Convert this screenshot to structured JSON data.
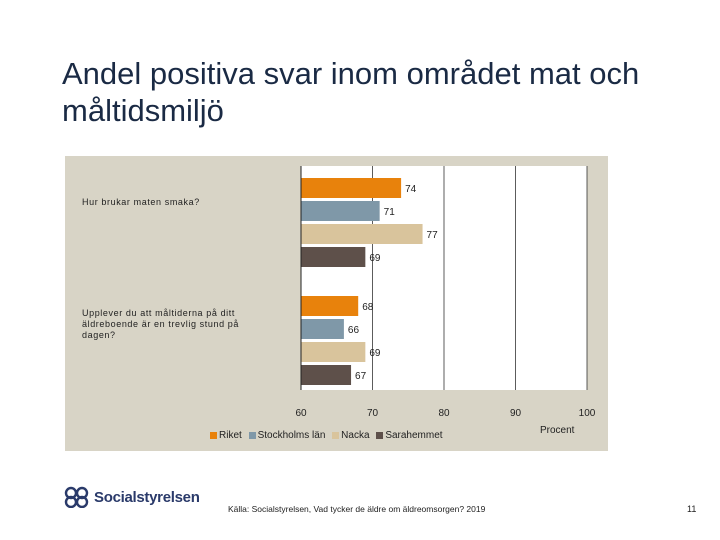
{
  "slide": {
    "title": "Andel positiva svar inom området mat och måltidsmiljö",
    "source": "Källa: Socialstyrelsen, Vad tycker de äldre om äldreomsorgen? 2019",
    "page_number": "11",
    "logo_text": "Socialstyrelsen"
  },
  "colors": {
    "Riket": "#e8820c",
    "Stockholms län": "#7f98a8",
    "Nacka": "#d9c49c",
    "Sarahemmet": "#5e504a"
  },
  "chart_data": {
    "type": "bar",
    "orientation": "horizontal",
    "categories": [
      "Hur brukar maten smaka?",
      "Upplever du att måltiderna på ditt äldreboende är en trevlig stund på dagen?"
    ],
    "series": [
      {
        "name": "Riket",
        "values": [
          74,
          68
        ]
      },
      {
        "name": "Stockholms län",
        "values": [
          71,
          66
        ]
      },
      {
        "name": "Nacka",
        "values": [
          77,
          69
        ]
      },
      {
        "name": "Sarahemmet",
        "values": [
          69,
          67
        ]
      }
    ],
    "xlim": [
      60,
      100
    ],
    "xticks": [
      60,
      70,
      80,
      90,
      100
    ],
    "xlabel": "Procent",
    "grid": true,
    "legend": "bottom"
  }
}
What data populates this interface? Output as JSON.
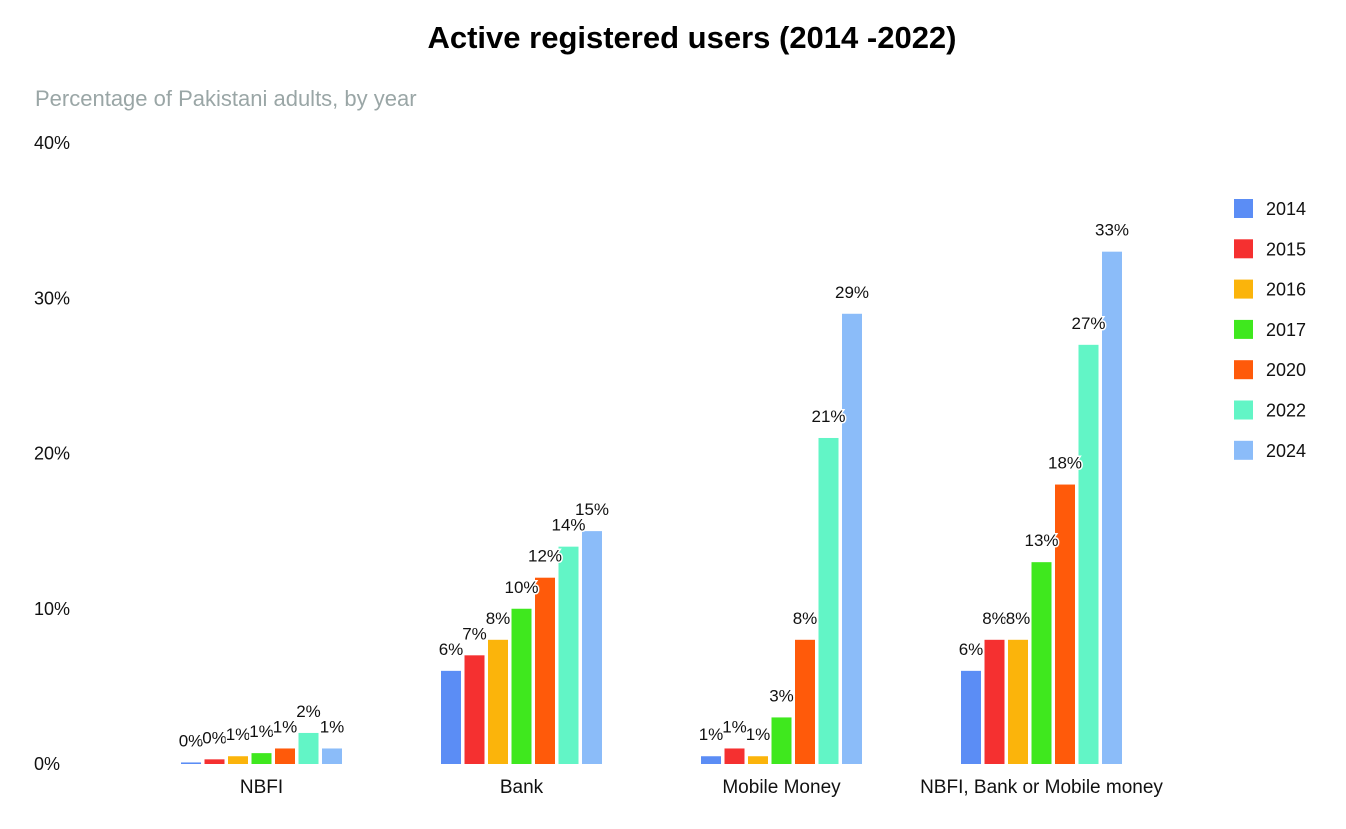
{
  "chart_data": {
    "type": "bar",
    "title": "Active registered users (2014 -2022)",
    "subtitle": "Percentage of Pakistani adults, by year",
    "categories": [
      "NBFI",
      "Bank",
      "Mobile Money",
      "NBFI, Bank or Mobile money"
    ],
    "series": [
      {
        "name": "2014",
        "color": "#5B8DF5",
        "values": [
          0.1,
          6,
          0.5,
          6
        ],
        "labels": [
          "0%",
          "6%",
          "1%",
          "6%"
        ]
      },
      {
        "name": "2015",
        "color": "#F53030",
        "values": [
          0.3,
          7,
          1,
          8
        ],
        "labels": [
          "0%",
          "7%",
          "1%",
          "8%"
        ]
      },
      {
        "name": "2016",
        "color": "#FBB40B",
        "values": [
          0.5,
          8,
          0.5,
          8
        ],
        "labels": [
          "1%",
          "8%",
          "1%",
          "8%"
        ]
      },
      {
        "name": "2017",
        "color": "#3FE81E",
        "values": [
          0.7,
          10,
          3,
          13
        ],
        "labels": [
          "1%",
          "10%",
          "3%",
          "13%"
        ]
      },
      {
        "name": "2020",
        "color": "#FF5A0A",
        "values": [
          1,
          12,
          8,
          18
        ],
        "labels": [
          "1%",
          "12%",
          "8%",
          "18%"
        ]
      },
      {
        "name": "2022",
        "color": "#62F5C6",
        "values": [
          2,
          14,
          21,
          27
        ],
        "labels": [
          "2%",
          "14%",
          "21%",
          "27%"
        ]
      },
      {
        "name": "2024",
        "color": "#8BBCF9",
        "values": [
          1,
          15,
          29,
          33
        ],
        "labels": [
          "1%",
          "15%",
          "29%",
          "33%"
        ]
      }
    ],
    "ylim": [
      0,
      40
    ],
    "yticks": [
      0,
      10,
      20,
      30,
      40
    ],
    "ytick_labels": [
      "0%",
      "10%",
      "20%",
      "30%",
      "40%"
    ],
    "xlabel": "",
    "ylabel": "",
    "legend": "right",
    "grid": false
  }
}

****************************************

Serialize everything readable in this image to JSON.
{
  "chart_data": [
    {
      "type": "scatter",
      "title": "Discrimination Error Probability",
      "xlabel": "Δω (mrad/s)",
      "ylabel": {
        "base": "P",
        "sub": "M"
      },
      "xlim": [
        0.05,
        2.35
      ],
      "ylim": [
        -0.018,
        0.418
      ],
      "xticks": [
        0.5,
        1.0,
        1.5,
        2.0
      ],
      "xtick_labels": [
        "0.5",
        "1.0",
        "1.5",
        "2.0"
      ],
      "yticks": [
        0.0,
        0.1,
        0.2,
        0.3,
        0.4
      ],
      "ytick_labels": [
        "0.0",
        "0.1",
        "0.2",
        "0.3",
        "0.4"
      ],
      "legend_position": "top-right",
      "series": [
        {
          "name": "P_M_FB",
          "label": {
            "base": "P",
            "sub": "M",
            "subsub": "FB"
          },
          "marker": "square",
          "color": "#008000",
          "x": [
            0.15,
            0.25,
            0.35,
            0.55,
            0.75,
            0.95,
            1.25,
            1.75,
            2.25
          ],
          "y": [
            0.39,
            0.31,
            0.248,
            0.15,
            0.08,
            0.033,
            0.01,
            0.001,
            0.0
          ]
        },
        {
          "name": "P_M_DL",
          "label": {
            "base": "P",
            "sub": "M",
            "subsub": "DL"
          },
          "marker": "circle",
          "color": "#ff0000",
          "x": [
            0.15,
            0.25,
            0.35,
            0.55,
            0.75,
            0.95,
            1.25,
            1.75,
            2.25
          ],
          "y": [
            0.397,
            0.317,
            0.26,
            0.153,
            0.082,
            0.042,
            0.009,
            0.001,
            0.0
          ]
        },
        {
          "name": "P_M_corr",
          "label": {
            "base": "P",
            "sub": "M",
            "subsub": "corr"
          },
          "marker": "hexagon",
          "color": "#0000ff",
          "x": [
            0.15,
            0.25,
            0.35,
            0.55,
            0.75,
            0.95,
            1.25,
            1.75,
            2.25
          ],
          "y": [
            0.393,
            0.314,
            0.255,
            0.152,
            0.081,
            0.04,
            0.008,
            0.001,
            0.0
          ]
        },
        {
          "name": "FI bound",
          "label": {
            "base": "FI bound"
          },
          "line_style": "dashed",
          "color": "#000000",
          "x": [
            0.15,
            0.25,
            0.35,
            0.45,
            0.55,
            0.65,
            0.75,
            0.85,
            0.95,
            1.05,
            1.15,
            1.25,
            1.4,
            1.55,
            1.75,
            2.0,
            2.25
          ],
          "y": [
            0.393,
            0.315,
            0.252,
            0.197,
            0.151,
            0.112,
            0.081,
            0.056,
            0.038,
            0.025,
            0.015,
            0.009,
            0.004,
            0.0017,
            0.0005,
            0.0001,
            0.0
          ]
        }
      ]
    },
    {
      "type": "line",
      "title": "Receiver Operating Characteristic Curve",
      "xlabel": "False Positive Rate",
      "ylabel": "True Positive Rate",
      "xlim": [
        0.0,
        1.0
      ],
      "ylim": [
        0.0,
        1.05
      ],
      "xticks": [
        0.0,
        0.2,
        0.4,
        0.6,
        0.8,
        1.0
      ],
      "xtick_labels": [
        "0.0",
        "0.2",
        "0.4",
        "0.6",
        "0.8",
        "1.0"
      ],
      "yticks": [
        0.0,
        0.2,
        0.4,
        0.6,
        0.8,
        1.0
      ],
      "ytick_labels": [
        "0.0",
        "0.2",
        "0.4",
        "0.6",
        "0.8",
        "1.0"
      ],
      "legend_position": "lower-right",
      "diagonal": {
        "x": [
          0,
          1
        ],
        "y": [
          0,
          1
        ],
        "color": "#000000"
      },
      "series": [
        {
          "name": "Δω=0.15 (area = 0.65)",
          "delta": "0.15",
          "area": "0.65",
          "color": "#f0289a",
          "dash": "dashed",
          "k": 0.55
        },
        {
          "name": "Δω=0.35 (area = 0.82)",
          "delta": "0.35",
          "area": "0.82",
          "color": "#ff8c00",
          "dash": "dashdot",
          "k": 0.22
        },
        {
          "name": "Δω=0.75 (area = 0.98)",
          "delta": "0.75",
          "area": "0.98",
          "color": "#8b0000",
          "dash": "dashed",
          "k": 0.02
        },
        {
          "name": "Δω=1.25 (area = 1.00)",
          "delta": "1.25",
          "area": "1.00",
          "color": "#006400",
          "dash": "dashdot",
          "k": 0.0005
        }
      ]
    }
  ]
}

****************************************

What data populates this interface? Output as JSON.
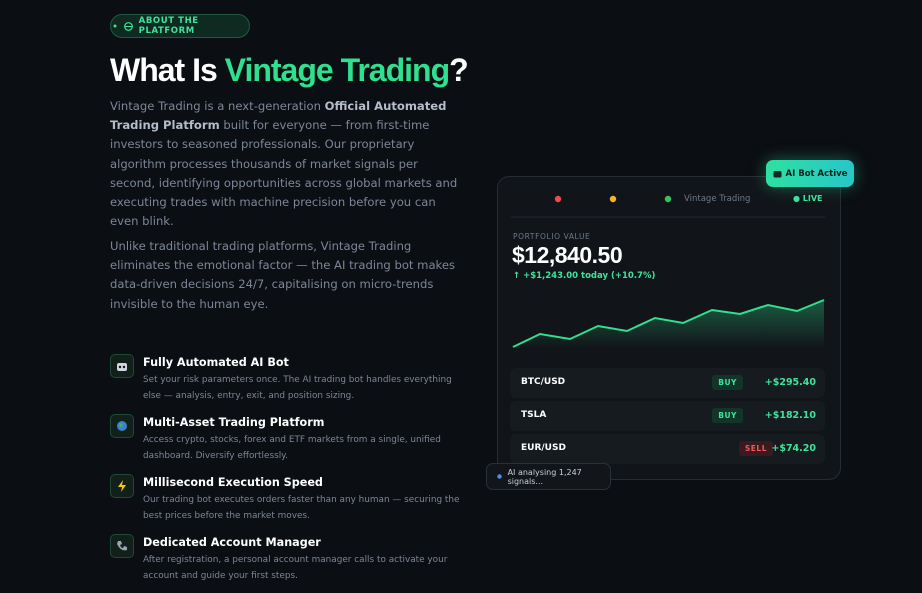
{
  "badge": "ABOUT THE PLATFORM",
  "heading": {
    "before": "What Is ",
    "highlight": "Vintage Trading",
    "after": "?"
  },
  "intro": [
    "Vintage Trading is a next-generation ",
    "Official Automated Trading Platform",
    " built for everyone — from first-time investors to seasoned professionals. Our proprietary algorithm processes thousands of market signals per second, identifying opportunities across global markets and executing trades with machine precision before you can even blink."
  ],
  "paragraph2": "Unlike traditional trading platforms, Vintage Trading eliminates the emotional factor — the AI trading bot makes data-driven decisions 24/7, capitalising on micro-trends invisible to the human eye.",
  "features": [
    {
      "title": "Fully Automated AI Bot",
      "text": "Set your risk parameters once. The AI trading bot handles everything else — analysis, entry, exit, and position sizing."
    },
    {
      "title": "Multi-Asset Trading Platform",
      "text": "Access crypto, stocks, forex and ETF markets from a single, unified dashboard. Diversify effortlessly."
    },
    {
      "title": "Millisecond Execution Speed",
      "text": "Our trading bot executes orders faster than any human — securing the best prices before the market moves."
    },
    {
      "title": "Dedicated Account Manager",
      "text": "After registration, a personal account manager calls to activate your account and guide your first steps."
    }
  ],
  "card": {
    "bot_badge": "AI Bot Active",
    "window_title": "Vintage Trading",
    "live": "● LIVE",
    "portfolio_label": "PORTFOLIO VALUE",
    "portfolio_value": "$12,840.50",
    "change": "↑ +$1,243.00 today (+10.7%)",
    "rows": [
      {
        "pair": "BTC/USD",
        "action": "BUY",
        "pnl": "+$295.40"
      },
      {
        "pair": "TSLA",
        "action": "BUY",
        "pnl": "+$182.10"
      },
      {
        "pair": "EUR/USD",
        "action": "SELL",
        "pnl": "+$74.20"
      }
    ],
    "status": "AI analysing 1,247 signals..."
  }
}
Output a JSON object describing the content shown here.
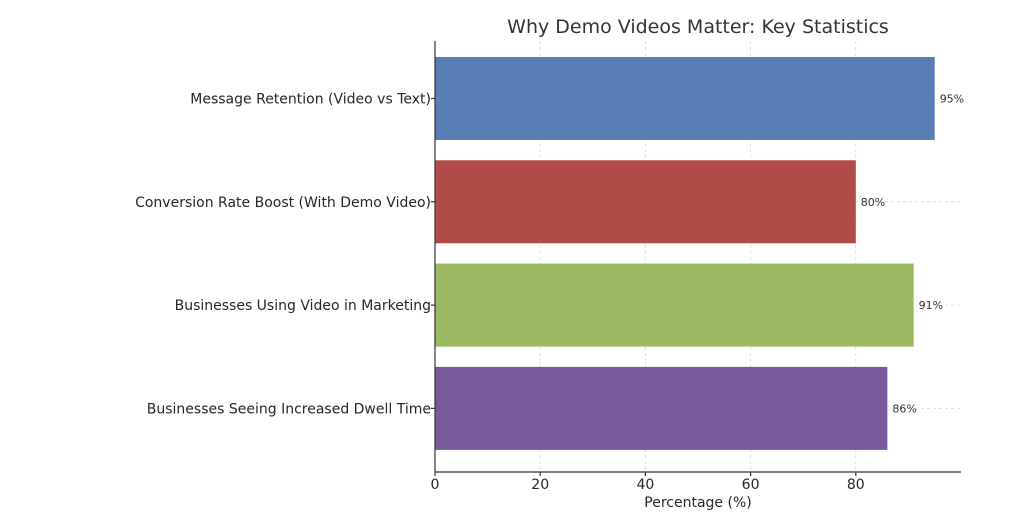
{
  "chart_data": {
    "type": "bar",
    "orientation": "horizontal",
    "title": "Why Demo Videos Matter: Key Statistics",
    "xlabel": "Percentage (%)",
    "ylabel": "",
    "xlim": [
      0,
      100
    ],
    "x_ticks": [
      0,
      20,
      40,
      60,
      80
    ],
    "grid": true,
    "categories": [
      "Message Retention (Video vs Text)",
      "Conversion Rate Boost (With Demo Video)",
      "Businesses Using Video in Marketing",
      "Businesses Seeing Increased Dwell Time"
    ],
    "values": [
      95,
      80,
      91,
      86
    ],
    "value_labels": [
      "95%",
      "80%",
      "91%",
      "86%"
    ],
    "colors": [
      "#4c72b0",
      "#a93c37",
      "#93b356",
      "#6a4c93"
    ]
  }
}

****************************************

Tally the lines of the listing that include "your". Reply with nothing but the count.

Solved exercise =>
2